(Selected passage):
= = =

The demographic situation of Germany is common in most all the western world. As Pax Americana advances, fertility seems to decline everywhere. Is this an exclusive phenomenon of the liberal democratic, industrialized world? Well, seeing how the ex-USSR territories are no better (and in many aspects worse), the obvious answer would be a loud no. Only developing countries, especially those of Muslim persuasion, can be expected to consistently stay above the replacement rate in the next few decades. The question, thus, still stands: what would the writers of the Communist Manifesto say about all of this? Is this the way of Progress? Both the Capitalist and the post-Communist wastelands are conspicuously infertile, and their “liberal attitude towards the family” (to use Goebbels’ expression) is to blame for it, as many are already past the industrial stage.

= = =

(Data under study):
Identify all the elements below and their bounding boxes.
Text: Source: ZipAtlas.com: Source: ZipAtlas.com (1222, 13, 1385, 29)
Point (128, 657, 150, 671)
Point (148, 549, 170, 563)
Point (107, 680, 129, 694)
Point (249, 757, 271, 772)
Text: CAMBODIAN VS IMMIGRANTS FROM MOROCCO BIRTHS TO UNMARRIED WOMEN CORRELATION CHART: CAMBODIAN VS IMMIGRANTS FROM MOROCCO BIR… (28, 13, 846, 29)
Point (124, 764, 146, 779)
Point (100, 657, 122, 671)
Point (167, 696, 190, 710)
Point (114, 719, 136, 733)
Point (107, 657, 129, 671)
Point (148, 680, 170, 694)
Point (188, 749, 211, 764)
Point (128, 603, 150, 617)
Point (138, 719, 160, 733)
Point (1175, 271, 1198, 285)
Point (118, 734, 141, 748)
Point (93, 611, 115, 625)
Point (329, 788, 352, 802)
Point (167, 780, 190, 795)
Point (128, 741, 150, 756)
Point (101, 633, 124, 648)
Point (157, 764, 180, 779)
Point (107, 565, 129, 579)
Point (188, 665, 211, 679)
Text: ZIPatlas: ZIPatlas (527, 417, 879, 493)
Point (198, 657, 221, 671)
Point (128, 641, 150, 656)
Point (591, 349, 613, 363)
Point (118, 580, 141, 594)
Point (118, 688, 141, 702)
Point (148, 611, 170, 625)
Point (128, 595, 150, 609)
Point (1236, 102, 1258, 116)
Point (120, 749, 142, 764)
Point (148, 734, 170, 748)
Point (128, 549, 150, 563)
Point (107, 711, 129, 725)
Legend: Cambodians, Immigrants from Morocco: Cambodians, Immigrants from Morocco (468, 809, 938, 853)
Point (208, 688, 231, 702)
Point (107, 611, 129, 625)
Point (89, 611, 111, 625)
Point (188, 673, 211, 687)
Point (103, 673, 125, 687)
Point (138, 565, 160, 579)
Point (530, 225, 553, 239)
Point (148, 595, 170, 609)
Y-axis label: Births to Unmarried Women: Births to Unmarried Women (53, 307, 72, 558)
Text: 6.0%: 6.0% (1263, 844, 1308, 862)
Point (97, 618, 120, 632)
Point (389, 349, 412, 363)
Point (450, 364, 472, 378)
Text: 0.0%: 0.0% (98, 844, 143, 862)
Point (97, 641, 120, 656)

= = =

(Work order A): Repeat everything in the passage on fertility decline from "The demographic situation" down to "the industrial stage.".
(Work order B):
Answer these about the passage on fertility decline:
(i) What seems to decline everywhere as Pax Americana advances?
(ii) Which countries can be expected to consistently stay above the replacement rate in the next few decades?
(iii) Whose expression is "liberal attitude towards the family"?
Answer from the passage on fertility decline alone, not from the data.

(Task answer A):
The demographic situation of Germany is common in most all the western world. As Pax Americana advances, fertility seems to decline everywhere. Is this an exclusive phenomenon of the liberal democratic, industrialized world? Well, seeing how the ex-USSR territories are no better (and in many aspects worse), the obvious answer would be a loud no. Only developing countries, especially those of Muslim persuasion, can be expected to consistently stay above the replacement rate in the next few decades. The question, thus, still stands: what would the writers of the Communist Manifesto say about all of this? Is this the way of Progress? Both the Capitalist and the post-Communist wastelands are conspicuously infertile, and their “liberal attitude towards the family” (to use Goebbels’ expression) is to blame for it, as many are already past the industrial stage.

(Task answer B):
(i) Fertility.
(ii) Developing countries, especially those of Muslim persuasion.
(iii) Goebbels'.